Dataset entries
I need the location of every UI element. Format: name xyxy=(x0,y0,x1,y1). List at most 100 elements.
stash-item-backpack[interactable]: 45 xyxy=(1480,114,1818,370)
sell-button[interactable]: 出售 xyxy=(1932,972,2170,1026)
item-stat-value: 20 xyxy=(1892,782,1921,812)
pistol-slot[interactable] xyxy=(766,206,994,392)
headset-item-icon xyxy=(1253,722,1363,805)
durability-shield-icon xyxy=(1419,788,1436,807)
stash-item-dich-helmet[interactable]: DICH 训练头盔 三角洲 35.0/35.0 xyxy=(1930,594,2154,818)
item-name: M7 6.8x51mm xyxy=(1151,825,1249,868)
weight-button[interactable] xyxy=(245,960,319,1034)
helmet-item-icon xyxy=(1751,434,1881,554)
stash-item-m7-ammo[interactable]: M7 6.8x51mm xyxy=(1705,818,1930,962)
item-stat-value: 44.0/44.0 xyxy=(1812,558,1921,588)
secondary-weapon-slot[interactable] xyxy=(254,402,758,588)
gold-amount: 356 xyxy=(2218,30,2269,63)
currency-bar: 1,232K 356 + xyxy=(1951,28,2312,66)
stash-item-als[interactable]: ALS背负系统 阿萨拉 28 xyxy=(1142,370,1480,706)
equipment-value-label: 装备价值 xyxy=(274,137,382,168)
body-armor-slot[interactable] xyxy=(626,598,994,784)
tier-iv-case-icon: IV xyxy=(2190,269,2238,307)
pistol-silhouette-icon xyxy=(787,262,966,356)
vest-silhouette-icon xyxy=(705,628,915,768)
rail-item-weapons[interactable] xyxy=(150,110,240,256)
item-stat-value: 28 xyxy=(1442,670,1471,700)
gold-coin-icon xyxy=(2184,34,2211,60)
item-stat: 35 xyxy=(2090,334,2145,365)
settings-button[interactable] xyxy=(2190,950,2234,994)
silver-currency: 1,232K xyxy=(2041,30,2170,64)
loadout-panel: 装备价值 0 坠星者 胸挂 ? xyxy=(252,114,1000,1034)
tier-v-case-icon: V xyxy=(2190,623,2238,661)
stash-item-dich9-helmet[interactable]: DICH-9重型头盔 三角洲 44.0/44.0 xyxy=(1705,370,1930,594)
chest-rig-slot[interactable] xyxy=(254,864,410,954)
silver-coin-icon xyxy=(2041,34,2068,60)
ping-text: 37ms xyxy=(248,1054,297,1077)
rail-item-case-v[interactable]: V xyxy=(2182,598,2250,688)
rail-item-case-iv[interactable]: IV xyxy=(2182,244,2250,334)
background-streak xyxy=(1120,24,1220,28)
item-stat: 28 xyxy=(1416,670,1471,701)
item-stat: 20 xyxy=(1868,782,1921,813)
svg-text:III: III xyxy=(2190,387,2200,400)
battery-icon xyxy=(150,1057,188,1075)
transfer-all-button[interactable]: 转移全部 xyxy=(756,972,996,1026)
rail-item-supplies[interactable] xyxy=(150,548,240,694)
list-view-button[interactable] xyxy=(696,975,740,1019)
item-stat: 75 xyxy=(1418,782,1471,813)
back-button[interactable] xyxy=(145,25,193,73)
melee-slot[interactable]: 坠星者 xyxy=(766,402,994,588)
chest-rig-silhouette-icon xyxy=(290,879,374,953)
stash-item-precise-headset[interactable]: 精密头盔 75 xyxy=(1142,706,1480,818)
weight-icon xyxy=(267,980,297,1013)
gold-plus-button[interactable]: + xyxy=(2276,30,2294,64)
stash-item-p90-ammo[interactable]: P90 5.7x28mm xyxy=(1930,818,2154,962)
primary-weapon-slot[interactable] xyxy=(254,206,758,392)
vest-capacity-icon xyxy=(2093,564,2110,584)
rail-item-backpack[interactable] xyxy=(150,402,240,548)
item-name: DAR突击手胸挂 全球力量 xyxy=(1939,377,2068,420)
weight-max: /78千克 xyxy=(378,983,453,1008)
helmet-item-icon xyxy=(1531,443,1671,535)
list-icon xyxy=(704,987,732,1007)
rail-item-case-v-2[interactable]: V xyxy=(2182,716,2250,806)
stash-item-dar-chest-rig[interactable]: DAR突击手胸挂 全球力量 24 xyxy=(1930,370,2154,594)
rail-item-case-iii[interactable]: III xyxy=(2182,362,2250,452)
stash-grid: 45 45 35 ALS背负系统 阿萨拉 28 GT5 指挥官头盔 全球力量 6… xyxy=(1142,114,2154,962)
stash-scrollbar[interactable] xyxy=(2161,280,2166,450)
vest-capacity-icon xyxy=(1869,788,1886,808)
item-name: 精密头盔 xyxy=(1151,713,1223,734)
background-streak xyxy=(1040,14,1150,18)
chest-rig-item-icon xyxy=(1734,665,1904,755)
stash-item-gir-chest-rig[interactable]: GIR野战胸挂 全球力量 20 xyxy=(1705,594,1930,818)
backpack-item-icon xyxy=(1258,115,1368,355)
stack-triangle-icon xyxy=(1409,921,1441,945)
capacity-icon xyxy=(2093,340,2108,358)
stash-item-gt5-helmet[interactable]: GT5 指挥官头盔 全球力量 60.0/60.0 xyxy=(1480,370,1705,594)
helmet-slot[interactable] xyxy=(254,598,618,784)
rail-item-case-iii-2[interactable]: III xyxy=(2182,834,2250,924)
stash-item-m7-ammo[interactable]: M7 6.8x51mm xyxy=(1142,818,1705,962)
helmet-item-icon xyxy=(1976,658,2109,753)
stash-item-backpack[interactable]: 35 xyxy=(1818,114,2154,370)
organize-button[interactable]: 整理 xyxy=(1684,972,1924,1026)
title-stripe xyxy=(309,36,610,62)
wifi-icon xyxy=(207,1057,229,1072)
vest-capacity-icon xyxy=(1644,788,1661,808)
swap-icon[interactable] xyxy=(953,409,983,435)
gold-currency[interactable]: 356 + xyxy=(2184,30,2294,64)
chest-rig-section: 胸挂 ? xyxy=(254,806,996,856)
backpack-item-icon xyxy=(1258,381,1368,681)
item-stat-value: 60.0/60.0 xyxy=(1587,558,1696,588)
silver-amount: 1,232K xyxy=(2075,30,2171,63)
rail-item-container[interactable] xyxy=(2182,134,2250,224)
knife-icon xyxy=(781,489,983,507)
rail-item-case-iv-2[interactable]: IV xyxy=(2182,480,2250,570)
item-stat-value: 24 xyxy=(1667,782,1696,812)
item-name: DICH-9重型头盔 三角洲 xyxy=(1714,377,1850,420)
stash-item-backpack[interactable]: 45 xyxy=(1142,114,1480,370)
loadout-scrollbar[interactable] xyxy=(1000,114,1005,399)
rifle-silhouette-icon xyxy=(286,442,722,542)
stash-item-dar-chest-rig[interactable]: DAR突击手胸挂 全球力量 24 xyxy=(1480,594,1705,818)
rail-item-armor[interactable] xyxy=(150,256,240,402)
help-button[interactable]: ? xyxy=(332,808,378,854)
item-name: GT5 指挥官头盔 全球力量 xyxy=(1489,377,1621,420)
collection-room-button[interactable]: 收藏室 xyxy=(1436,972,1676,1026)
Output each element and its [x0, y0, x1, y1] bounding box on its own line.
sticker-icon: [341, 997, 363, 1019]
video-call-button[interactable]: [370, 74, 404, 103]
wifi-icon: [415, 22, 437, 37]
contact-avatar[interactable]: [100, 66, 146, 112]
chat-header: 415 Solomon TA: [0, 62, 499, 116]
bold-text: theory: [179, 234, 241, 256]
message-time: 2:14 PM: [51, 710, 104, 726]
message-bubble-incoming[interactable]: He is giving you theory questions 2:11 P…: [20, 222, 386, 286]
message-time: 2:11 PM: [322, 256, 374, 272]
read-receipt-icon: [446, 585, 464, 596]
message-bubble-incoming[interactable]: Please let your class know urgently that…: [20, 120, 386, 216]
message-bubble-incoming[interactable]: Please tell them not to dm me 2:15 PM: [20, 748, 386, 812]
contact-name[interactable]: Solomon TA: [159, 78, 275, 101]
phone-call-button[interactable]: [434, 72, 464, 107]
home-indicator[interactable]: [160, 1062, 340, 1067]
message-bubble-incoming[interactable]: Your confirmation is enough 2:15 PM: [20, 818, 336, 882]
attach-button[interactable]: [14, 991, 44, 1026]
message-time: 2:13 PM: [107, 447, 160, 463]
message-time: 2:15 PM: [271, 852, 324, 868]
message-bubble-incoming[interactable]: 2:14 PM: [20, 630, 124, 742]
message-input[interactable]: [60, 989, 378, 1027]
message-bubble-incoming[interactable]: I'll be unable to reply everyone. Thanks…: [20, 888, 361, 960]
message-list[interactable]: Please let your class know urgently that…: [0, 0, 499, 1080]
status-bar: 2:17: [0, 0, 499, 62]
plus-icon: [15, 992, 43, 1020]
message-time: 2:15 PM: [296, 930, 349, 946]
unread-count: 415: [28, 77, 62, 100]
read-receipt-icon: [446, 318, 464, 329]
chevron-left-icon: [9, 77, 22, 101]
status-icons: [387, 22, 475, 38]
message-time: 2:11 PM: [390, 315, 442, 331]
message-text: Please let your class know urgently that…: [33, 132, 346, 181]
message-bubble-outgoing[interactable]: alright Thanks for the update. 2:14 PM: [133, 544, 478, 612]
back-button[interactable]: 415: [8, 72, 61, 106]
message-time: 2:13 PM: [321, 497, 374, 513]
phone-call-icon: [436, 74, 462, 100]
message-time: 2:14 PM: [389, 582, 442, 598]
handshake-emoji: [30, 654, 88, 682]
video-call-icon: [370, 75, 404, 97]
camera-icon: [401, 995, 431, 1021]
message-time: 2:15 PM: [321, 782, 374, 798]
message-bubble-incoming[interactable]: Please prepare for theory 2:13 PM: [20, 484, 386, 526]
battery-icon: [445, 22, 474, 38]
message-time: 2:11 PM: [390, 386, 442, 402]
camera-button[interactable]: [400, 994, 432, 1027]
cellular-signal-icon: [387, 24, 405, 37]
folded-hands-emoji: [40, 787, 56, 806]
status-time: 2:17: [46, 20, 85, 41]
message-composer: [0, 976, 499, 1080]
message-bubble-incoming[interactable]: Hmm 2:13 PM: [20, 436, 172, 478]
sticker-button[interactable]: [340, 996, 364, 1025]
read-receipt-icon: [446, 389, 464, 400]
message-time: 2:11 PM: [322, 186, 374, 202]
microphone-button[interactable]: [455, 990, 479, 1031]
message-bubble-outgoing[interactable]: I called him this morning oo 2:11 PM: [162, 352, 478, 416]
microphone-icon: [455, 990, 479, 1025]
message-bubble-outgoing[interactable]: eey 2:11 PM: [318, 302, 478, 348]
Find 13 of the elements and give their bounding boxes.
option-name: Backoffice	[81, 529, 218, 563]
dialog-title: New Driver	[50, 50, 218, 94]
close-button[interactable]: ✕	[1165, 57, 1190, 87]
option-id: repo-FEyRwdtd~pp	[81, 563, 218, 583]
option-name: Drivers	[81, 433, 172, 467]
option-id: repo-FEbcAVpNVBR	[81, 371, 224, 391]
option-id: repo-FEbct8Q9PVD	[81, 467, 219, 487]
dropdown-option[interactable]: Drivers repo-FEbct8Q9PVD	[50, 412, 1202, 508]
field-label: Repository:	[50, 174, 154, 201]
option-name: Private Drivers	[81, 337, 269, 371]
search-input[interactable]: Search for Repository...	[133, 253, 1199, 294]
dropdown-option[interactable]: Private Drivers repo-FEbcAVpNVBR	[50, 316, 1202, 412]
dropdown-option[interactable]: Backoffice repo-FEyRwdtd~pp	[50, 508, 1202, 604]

What is being asked ::
Arrange the lines of the entries as a Markdown table with the columns "Row" and "Text", starting at the first line and ending at the line that contains "transfer-all-button[interactable]: 转移全部 xyxy=(756,972,996,1026)". Put one line per row with its row number, and leave out any blank lines.

Response ::
| Row | Text |
|---|---|
| 1 | I need the location of every UI element. Format: name xyxy=(x0,y0,x1,y1). List at most 100 elements. |
| 2 | stash-item-backpack[interactable]: 45 xyxy=(1480,114,1818,370) |
| 3 | sell-button[interactable]: 出售 xyxy=(1932,972,2170,1026) |
| 4 | item-stat-value: 20 xyxy=(1892,782,1921,812) |
| 5 | pistol-slot[interactable] xyxy=(766,206,994,392) |
| 6 | headset-item-icon xyxy=(1253,722,1363,805) |
| 7 | durability-shield-icon xyxy=(1419,788,1436,807) |
| 8 | stash-item-dich-helmet[interactable]: DICH 训练头盔 三角洲 35.0/35.0 xyxy=(1930,594,2154,818) |
| 9 | item-name: M7 6.8x51mm xyxy=(1151,825,1249,868) |
| 10 | weight-button[interactable] xyxy=(245,960,319,1034) |
| 11 | helmet-item-icon xyxy=(1751,434,1881,554) |
| 12 | stash-item-m7-ammo[interactable]: M7 6.8x51mm xyxy=(1705,818,1930,962) |
| 13 | item-stat-value: 44.0/44.0 xyxy=(1812,558,1921,588) |
| 14 | secondary-weapon-slot[interactable] xyxy=(254,402,758,588) |
| 15 | gold-amount: 356 xyxy=(2218,30,2269,63) |
| 16 | currency-bar: 1,232K 356 + xyxy=(1951,28,2312,66) |
| 17 | stash-item-als[interactable]: ALS背负系统 阿萨拉 28 xyxy=(1142,370,1480,706) |
| 18 | equipment-value-label: 装备价值 xyxy=(274,137,382,168) |
| 19 | body-armor-slot[interactable] xyxy=(626,598,994,784) |
| 20 | tier-iv-case-icon: IV xyxy=(2190,269,2238,307) |
| 21 | pistol-silhouette-icon xyxy=(787,262,966,356) |
| 22 | vest-silhouette-icon xyxy=(705,628,915,768) |
| 23 | rail-item-weapons[interactable] xyxy=(150,110,240,256) |
| 24 | item-stat-value: 28 xyxy=(1442,670,1471,700) |
| 25 | gold-coin-icon xyxy=(2184,34,2211,60) |
| 26 | item-stat: 35 xyxy=(2090,334,2145,365) |
| 27 | settings-button[interactable] xyxy=(2190,950,2234,994) |
| 28 | silver-currency: 1,232K xyxy=(2041,30,2170,64) |
| 29 | loadout-panel: 装备价值 0 坠星者 胸挂 ? xyxy=(252,114,1000,1034) |
| 30 | tier-v-case-icon: V xyxy=(2190,623,2238,661) |
| 31 | stash-item-dich9-helmet[interactable]: DICH-9重型头盔 三角洲 44.0/44.0 xyxy=(1705,370,1930,594) |
| 32 | chest-rig-slot[interactable] xyxy=(254,864,410,954) |
| 33 | silver-coin-icon xyxy=(2041,34,2068,60) |
| 34 | ping-text: 37ms xyxy=(248,1054,297,1077) |
| 35 | rail-item-case-v[interactable]: V xyxy=(2182,598,2250,688) |
| 36 | rail-item-case-iv[interactable]: IV xyxy=(2182,244,2250,334) |
| 37 | background-streak xyxy=(1120,24,1220,28) |
| 38 | item-stat: 28 xyxy=(1416,670,1471,701) |
| 39 | item-stat: 20 xyxy=(1868,782,1921,813) |
| 40 | svg-text:III: III xyxy=(2190,387,2200,400) |
| 41 | battery-icon xyxy=(150,1057,188,1075) |
| 42 | transfer-all-button[interactable]: 转移全部 xyxy=(756,972,996,1026) |